━━ Data for this task ━━
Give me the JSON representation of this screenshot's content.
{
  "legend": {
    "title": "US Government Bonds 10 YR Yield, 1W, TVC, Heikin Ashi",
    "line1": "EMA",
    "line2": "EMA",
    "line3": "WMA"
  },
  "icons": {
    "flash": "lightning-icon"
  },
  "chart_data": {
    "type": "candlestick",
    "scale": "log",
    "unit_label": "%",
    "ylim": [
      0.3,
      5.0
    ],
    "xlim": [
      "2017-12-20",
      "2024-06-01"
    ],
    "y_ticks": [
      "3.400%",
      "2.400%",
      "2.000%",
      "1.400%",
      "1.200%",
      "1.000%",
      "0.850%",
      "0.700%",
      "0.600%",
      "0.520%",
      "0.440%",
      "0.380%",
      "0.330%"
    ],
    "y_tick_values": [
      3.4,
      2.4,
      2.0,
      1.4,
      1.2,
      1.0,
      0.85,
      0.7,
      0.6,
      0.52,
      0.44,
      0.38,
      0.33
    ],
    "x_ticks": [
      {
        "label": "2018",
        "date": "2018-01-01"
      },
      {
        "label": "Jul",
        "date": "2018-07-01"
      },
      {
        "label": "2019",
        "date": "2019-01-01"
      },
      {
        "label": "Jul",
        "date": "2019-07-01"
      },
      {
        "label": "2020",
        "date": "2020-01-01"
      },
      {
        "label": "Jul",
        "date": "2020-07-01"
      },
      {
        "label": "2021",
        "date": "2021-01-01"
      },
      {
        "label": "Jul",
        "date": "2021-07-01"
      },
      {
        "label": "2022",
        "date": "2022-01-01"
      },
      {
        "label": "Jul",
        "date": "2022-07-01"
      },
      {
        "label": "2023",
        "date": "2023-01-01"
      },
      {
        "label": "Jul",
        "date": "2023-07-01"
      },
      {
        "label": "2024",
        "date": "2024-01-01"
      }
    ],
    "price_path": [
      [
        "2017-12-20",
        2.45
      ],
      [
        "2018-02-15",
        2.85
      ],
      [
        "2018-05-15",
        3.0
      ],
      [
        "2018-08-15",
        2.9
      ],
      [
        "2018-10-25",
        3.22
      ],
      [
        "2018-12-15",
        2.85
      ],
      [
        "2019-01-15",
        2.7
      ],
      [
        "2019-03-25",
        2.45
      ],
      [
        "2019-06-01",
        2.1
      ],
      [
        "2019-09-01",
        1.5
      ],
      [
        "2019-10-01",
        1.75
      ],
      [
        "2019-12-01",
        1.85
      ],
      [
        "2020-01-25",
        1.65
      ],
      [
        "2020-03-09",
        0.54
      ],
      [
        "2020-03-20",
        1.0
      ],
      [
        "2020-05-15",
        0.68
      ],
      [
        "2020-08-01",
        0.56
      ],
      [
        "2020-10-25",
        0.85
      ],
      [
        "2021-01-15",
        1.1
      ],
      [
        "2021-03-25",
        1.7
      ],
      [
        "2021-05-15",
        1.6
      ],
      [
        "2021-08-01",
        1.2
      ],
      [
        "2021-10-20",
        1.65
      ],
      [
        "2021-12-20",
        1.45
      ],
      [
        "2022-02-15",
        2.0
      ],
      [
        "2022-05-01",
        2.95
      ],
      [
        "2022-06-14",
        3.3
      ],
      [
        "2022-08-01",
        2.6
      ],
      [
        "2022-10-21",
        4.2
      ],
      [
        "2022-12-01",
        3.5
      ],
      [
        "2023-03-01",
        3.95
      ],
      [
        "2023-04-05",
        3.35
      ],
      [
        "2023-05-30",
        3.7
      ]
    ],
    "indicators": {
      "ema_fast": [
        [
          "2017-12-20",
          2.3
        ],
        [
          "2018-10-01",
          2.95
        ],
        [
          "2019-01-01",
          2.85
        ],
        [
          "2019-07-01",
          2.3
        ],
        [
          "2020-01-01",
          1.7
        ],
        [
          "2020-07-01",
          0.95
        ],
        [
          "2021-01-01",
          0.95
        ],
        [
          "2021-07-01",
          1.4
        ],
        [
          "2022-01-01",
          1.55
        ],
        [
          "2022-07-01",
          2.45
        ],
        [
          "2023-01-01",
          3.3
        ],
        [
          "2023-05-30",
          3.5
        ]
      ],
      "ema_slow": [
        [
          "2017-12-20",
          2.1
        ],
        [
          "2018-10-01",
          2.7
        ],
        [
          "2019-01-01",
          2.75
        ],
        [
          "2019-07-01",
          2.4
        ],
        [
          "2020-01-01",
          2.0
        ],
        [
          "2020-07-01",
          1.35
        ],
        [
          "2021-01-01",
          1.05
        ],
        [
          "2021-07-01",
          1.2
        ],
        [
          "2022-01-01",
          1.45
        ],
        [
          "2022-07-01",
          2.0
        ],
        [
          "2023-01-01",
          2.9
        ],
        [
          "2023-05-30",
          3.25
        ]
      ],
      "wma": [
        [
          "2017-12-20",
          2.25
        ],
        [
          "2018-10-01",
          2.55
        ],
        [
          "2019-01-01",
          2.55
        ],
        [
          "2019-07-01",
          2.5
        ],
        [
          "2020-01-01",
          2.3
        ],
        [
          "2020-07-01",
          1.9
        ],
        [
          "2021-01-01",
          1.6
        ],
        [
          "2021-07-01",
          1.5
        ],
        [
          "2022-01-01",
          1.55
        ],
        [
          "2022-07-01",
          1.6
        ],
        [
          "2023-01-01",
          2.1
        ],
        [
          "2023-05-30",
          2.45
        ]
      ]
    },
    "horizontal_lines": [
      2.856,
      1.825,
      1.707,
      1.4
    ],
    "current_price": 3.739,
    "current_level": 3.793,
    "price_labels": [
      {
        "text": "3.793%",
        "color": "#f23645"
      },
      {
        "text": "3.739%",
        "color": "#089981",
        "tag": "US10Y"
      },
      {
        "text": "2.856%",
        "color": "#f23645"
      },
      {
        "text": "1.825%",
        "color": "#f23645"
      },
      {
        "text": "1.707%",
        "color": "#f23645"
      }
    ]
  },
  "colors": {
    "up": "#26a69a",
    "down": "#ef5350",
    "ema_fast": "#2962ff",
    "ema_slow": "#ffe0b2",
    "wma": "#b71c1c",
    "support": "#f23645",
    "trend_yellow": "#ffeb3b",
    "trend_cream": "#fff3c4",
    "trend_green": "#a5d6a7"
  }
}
━━━
▸ **Problem details**
Reproduce each record shown above without altering a single word.

▸ **Expected output**
Give me the JSON representation of this screenshot's content.
{
  "legend": {
    "title": "US Government Bonds 10 YR Yield, 1W, TVC, Heikin Ashi",
    "line1": "EMA",
    "line2": "EMA",
    "line3": "WMA"
  },
  "icons": {
    "flash": "lightning-icon"
  },
  "chart_data": {
    "type": "candlestick",
    "scale": "log",
    "unit_label": "%",
    "ylim": [
      0.3,
      5.0
    ],
    "xlim": [
      "2017-12-20",
      "2024-06-01"
    ],
    "y_ticks": [
      "3.400%",
      "2.400%",
      "2.000%",
      "1.400%",
      "1.200%",
      "1.000%",
      "0.850%",
      "0.700%",
      "0.600%",
      "0.520%",
      "0.440%",
      "0.380%",
      "0.330%"
    ],
    "y_tick_values": [
      3.4,
      2.4,
      2.0,
      1.4,
      1.2,
      1.0,
      0.85,
      0.7,
      0.6,
      0.52,
      0.44,
      0.38,
      0.33
    ],
    "x_ticks": [
      {
        "label": "2018",
        "date": "2018-01-01"
      },
      {
        "label": "Jul",
        "date": "2018-07-01"
      },
      {
        "label": "2019",
        "date": "2019-01-01"
      },
      {
        "label": "Jul",
        "date": "2019-07-01"
      },
      {
        "label": "2020",
        "date": "2020-01-01"
      },
      {
        "label": "Jul",
        "date": "2020-07-01"
      },
      {
        "label": "2021",
        "date": "2021-01-01"
      },
      {
        "label": "Jul",
        "date": "2021-07-01"
      },
      {
        "label": "2022",
        "date": "2022-01-01"
      },
      {
        "label": "Jul",
        "date": "2022-07-01"
      },
      {
        "label": "2023",
        "date": "2023-01-01"
      },
      {
        "label": "Jul",
        "date": "2023-07-01"
      },
      {
        "label": "2024",
        "date": "2024-01-01"
      }
    ],
    "price_path": [
      [
        "2017-12-20",
        2.45
      ],
      [
        "2018-02-15",
        2.85
      ],
      [
        "2018-05-15",
        3.0
      ],
      [
        "2018-08-15",
        2.9
      ],
      [
        "2018-10-25",
        3.22
      ],
      [
        "2018-12-15",
        2.85
      ],
      [
        "2019-01-15",
        2.7
      ],
      [
        "2019-03-25",
        2.45
      ],
      [
        "2019-06-01",
        2.1
      ],
      [
        "2019-09-01",
        1.5
      ],
      [
        "2019-10-01",
        1.75
      ],
      [
        "2019-12-01",
        1.85
      ],
      [
        "2020-01-25",
        1.65
      ],
      [
        "2020-03-09",
        0.54
      ],
      [
        "2020-03-20",
        1.0
      ],
      [
        "2020-05-15",
        0.68
      ],
      [
        "2020-08-01",
        0.56
      ],
      [
        "2020-10-25",
        0.85
      ],
      [
        "2021-01-15",
        1.1
      ],
      [
        "2021-03-25",
        1.7
      ],
      [
        "2021-05-15",
        1.6
      ],
      [
        "2021-08-01",
        1.2
      ],
      [
        "2021-10-20",
        1.65
      ],
      [
        "2021-12-20",
        1.45
      ],
      [
        "2022-02-15",
        2.0
      ],
      [
        "2022-05-01",
        2.95
      ],
      [
        "2022-06-14",
        3.3
      ],
      [
        "2022-08-01",
        2.6
      ],
      [
        "2022-10-21",
        4.2
      ],
      [
        "2022-12-01",
        3.5
      ],
      [
        "2023-03-01",
        3.95
      ],
      [
        "2023-04-05",
        3.35
      ],
      [
        "2023-05-30",
        3.7
      ]
    ],
    "indicators": {
      "ema_fast": [
        [
          "2017-12-20",
          2.3
        ],
        [
          "2018-10-01",
          2.95
        ],
        [
          "2019-01-01",
          2.85
        ],
        [
          "2019-07-01",
          2.3
        ],
        [
          "2020-01-01",
          1.7
        ],
        [
          "2020-07-01",
          0.95
        ],
        [
          "2021-01-01",
          0.95
        ],
        [
          "2021-07-01",
          1.4
        ],
        [
          "2022-01-01",
          1.55
        ],
        [
          "2022-07-01",
          2.45
        ],
        [
          "2023-01-01",
          3.3
        ],
        [
          "2023-05-30",
          3.5
        ]
      ],
      "ema_slow": [
        [
          "2017-12-20",
          2.1
        ],
        [
          "2018-10-01",
          2.7
        ],
        [
          "2019-01-01",
          2.75
        ],
        [
          "2019-07-01",
          2.4
        ],
        [
          "2020-01-01",
          2.0
        ],
        [
          "2020-07-01",
          1.35
        ],
        [
          "2021-01-01",
          1.05
        ],
        [
          "2021-07-01",
          1.2
        ],
        [
          "2022-01-01",
          1.45
        ],
        [
          "2022-07-01",
          2.0
        ],
        [
          "2023-01-01",
          2.9
        ],
        [
          "2023-05-30",
          3.25
        ]
      ],
      "wma": [
        [
          "2017-12-20",
          2.25
        ],
        [
          "2018-10-01",
          2.55
        ],
        [
          "2019-01-01",
          2.55
        ],
        [
          "2019-07-01",
          2.5
        ],
        [
          "2020-01-01",
          2.3
        ],
        [
          "2020-07-01",
          1.9
        ],
        [
          "2021-01-01",
          1.6
        ],
        [
          "2021-07-01",
          1.5
        ],
        [
          "2022-01-01",
          1.55
        ],
        [
          "2022-07-01",
          1.6
        ],
        [
          "2023-01-01",
          2.1
        ],
        [
          "2023-05-30",
          2.45
        ]
      ]
    },
    "horizontal_lines": [
      2.856,
      1.825,
      1.707,
      1.4
    ],
    "current_price": 3.739,
    "current_level": 3.793,
    "price_labels": [
      {
        "text": "3.793%",
        "color": "#f23645"
      },
      {
        "text": "3.739%",
        "color": "#089981",
        "tag": "US10Y"
      },
      {
        "text": "2.856%",
        "color": "#f23645"
      },
      {
        "text": "1.825%",
        "color": "#f23645"
      },
      {
        "text": "1.707%",
        "color": "#f23645"
      }
    ]
  },
  "colors": {
    "up": "#26a69a",
    "down": "#ef5350",
    "ema_fast": "#2962ff",
    "ema_slow": "#ffe0b2",
    "wma": "#b71c1c",
    "support": "#f23645",
    "trend_yellow": "#ffeb3b",
    "trend_cream": "#fff3c4",
    "trend_green": "#a5d6a7"
  }
}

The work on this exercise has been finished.